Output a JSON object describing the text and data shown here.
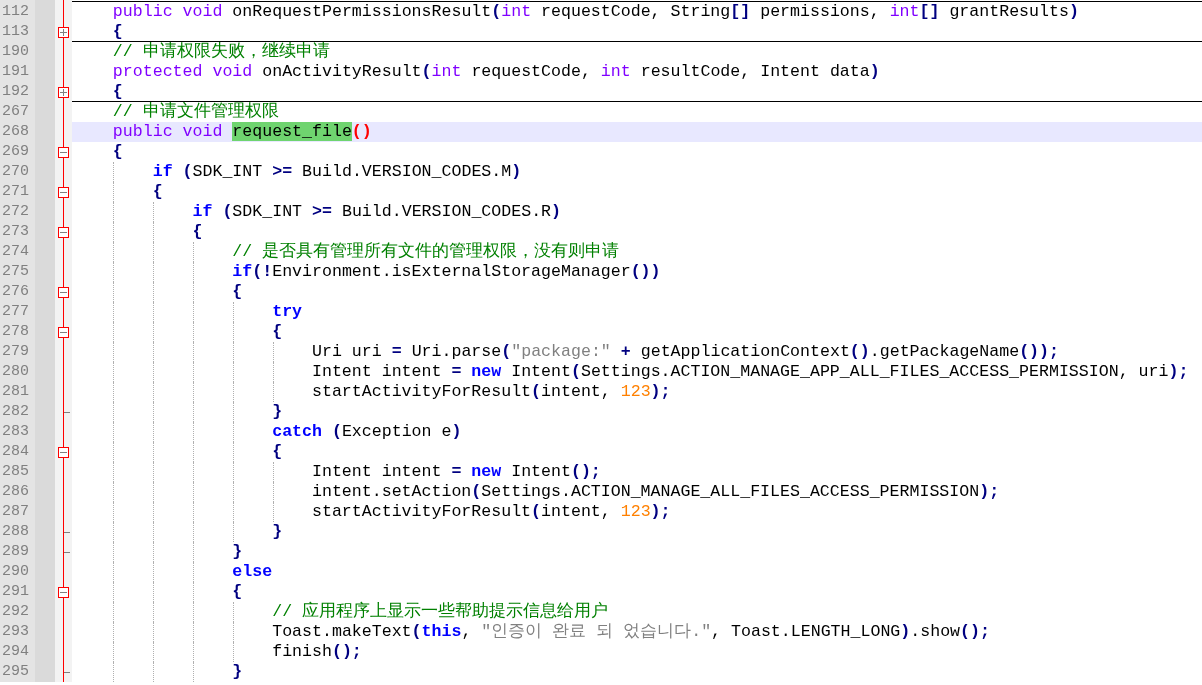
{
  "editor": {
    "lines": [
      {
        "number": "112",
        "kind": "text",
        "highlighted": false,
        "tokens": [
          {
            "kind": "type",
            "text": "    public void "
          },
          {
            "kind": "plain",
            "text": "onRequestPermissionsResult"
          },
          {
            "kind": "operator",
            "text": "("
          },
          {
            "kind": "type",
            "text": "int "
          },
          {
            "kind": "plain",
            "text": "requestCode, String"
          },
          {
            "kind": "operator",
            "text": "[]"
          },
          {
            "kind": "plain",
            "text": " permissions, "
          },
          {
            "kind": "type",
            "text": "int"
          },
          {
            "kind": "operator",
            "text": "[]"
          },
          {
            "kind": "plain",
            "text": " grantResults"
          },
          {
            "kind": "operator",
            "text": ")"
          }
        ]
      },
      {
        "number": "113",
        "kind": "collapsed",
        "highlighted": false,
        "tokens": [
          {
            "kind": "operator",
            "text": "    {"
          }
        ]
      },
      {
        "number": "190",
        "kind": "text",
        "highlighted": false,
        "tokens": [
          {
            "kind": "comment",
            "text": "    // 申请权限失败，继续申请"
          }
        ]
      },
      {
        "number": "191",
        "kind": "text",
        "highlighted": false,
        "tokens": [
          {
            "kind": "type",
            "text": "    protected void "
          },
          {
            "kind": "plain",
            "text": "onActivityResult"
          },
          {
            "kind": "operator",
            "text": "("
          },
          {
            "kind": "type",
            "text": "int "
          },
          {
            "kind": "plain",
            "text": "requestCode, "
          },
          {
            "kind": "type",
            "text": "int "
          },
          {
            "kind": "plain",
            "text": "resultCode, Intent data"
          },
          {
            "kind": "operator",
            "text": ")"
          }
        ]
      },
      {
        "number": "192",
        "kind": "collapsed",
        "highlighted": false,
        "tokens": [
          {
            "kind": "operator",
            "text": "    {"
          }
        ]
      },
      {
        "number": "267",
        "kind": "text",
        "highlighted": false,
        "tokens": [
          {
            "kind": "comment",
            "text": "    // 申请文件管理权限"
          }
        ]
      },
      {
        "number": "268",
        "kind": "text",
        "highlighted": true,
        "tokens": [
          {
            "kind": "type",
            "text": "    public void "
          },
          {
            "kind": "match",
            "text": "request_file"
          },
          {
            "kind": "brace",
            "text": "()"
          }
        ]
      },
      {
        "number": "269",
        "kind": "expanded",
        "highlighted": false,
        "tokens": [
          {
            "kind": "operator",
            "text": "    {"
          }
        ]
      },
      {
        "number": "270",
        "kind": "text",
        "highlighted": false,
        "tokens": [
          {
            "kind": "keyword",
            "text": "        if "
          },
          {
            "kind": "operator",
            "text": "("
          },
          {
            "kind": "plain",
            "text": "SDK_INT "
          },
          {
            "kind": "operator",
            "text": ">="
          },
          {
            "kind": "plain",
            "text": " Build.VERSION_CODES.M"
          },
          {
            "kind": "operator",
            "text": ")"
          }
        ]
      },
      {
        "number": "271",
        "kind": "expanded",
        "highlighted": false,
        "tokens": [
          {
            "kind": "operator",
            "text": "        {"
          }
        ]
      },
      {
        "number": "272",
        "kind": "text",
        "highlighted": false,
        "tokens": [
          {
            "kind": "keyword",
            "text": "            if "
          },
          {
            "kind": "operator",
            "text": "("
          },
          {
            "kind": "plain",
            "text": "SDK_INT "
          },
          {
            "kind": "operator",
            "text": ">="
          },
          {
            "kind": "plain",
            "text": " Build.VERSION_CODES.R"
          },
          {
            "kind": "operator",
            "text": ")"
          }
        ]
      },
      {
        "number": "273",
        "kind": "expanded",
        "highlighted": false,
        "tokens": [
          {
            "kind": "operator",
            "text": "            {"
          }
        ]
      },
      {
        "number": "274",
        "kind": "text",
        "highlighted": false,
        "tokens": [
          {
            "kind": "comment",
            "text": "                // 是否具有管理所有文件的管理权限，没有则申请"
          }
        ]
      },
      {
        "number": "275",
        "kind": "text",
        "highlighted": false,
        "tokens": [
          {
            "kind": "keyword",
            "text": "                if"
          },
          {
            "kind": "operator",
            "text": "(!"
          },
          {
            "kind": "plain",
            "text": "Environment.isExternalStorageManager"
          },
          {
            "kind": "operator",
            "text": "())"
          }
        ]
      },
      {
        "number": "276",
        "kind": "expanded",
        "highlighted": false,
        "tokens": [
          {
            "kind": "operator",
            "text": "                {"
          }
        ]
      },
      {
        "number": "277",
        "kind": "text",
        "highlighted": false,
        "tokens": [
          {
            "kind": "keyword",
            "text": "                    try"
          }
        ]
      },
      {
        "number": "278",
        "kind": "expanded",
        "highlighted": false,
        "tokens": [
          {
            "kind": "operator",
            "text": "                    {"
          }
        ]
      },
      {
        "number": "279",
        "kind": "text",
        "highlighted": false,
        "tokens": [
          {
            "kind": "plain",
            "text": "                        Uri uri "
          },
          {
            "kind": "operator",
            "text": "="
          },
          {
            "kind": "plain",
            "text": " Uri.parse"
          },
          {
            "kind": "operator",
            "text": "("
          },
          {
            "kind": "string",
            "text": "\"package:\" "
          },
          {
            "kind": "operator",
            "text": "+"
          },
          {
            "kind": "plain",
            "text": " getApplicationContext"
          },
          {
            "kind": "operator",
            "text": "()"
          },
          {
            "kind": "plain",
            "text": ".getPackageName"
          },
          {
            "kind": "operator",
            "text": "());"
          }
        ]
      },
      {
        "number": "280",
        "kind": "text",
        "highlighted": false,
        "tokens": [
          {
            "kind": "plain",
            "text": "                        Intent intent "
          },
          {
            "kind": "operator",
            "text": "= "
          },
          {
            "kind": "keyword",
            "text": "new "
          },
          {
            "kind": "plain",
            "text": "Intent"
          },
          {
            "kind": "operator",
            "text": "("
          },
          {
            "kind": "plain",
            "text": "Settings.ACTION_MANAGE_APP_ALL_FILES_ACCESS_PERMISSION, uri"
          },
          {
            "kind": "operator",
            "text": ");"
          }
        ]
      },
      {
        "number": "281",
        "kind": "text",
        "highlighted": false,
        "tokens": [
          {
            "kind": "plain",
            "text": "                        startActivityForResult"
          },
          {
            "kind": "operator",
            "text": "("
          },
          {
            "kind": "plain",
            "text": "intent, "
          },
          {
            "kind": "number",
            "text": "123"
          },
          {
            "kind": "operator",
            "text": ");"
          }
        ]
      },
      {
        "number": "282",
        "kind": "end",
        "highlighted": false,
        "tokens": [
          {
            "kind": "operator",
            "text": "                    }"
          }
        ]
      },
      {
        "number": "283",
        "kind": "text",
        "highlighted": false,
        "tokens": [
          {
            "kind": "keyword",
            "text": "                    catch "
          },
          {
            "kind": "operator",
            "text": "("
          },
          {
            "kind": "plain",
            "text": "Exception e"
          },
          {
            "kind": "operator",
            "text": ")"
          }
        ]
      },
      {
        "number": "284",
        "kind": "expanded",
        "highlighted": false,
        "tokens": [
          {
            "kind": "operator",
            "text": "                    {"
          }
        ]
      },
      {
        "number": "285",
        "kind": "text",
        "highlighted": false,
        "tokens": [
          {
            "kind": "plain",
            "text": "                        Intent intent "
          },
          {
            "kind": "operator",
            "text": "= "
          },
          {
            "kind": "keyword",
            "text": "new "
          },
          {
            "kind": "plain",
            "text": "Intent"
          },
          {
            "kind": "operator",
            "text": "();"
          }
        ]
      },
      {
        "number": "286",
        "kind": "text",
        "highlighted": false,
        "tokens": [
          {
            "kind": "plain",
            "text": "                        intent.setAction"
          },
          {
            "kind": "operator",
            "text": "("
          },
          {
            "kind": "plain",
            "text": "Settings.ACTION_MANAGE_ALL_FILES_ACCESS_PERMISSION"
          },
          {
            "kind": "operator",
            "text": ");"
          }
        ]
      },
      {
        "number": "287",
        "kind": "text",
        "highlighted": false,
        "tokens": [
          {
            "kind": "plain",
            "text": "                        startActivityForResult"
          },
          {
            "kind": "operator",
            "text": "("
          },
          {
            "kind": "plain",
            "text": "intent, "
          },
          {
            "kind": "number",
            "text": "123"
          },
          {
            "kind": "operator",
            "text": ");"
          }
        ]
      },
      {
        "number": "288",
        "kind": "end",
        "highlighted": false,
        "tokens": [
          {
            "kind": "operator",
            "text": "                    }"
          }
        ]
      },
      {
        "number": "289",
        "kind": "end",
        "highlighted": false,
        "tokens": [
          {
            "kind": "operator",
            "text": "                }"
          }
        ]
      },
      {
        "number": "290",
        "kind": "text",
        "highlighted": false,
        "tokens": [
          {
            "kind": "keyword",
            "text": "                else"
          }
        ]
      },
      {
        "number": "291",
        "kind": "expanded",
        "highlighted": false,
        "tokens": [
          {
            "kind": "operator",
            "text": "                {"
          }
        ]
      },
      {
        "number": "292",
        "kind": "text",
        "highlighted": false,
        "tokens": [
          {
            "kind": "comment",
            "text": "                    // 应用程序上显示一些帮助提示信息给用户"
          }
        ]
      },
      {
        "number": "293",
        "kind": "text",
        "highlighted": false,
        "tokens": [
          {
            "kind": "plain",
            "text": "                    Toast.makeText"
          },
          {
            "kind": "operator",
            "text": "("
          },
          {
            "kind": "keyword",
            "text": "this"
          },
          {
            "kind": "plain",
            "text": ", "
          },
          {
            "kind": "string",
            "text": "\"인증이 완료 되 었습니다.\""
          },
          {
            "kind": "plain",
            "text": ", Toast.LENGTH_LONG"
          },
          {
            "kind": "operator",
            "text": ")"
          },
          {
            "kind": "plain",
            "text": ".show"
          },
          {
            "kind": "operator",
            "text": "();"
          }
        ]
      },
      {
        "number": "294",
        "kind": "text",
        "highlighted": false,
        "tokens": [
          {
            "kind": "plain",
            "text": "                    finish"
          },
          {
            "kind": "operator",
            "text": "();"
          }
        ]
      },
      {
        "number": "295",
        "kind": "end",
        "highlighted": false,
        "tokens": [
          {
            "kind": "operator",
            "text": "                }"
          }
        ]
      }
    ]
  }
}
- - - -
(Task) Reply with nothing but a number: how many lines of the entries above contain the string "requestCode"?

(Expected answer) 2